(Stored data entries)
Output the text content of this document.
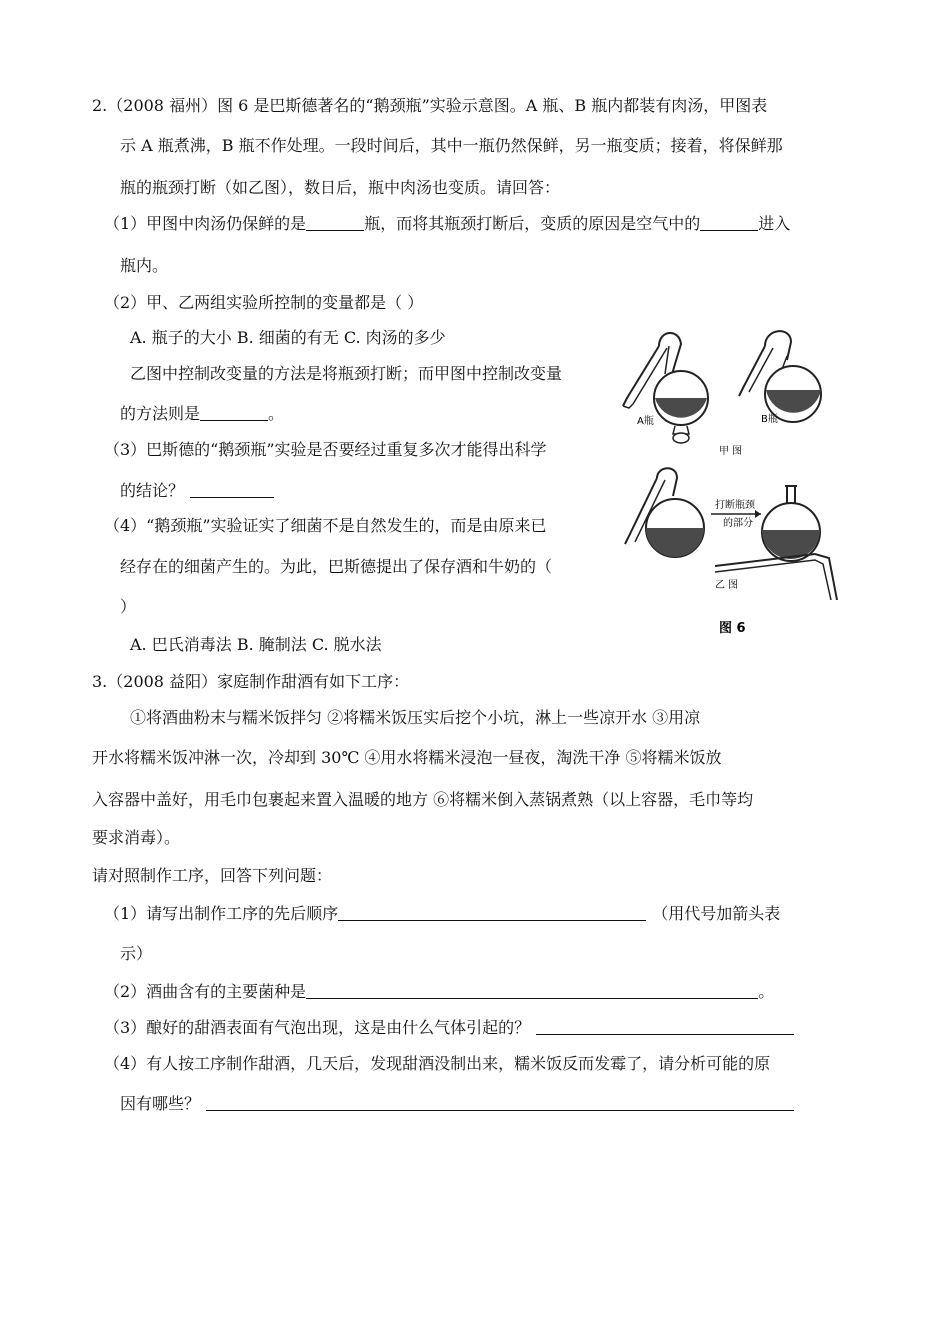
2.（2008 福州）图 6 是巴斯德著名的“鹅颈瓶”实验示意图。A 瓶、B 瓶内都装有肉汤，甲图表
示 A 瓶煮沸，B 瓶不作处理。一段时间后，其中一瓶仍然保鲜，另一瓶变质；接着，将保鲜那
瓶的瓶颈打断（如乙图），数日后，瓶中肉汤也变质。请回答：
（1）甲图中肉汤仍保鲜的是	瓶，而将其瓶颈打断后，变质的原因是空气中的	进入
瓶内。
（2）甲、乙两组实验所控制的变量都是（ ）
A. 瓶子的大小 B. 细菌的有无 C. 肉汤的多少
乙图中控制改变量的方法是将瓶颈打断；而甲图中控制改变量
的方法则是	。
（3）巴斯德的“鹅颈瓶”实验是否要经过重复多次才能得出科学
的结论？
（4）“鹅颈瓶”实验证实了细菌不是自然发生的，而是由原来已
经存在的细菌产生的。为此，巴斯德提出了保存酒和牛奶的（
）
A. 巴氏消毒法 B. 腌制法 C. 脱水法
A瓶	B瓶
甲 图
打断瓶颈
的部分
乙 图
图 6
3.（2008 益阳）家庭制作甜酒有如下工序：
①将酒曲粉末与糯米饭拌匀 ②将糯米饭压实后挖个小坑，淋上一些凉开水 ③用凉
开水将糯米饭冲淋一次，冷却到 30℃ ④用水将糯米浸泡一昼夜，淘洗干净 ⑤将糯米饭放
入容器中盖好，用毛巾包裹起来置入温暖的地方 ⑥将糯米倒入蒸锅煮熟（以上容器，毛巾等均
要求消毒）。
请对照制作工序，回答下列问题：
（1）请写出制作工序的先后顺序	（用代号加箭头表
示）
（2）酒曲含有的主要菌种是	。
（3）酿好的甜酒表面有气泡出现，这是由什么气体引起的？
（4）有人按工序制作甜酒，几天后，发现甜酒没制出来，糯米饭反而发霉了，请分析可能的原
因有哪些？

AIM OF THE TASK → Without the pictures, copy the material exactly as given.

EXERCISE ANSWER →
Output the text content of this document.
2.（2008 福州）图 6 是巴斯德著名的“鹅颈瓶”实验示意图。A 瓶、B 瓶内都装有肉汤，甲图表
示 A 瓶煮沸，B 瓶不作处理。一段时间后，其中一瓶仍然保鲜，另一瓶变质；接着，将保鲜那
瓶的瓶颈打断（如乙图），数日后，瓶中肉汤也变质。请回答：
（1）甲图中肉汤仍保鲜的是	瓶，而将其瓶颈打断后，变质的原因是空气中的	进入
瓶内。
（2）甲、乙两组实验所控制的变量都是（ ）
A. 瓶子的大小 B. 细菌的有无 C. 肉汤的多少
乙图中控制改变量的方法是将瓶颈打断；而甲图中控制改变量
的方法则是	。
（3）巴斯德的“鹅颈瓶”实验是否要经过重复多次才能得出科学
的结论？
（4）“鹅颈瓶”实验证实了细菌不是自然发生的，而是由原来已
经存在的细菌产生的。为此，巴斯德提出了保存酒和牛奶的（
）
A. 巴氏消毒法 B. 腌制法 C. 脱水法
A瓶	B瓶
甲 图
打断瓶颈
的部分
乙 图
图 6
3.（2008 益阳）家庭制作甜酒有如下工序：
①将酒曲粉末与糯米饭拌匀 ②将糯米饭压实后挖个小坑，淋上一些凉开水 ③用凉
开水将糯米饭冲淋一次，冷却到 30℃ ④用水将糯米浸泡一昼夜，淘洗干净 ⑤将糯米饭放
入容器中盖好，用毛巾包裹起来置入温暖的地方 ⑥将糯米倒入蒸锅煮熟（以上容器，毛巾等均
要求消毒）。
请对照制作工序，回答下列问题：
（1）请写出制作工序的先后顺序	（用代号加箭头表
示）
（2）酒曲含有的主要菌种是	。
（3）酿好的甜酒表面有气泡出现，这是由什么气体引起的？
（4）有人按工序制作甜酒，几天后，发现甜酒没制出来，糯米饭反而发霉了，请分析可能的原
因有哪些？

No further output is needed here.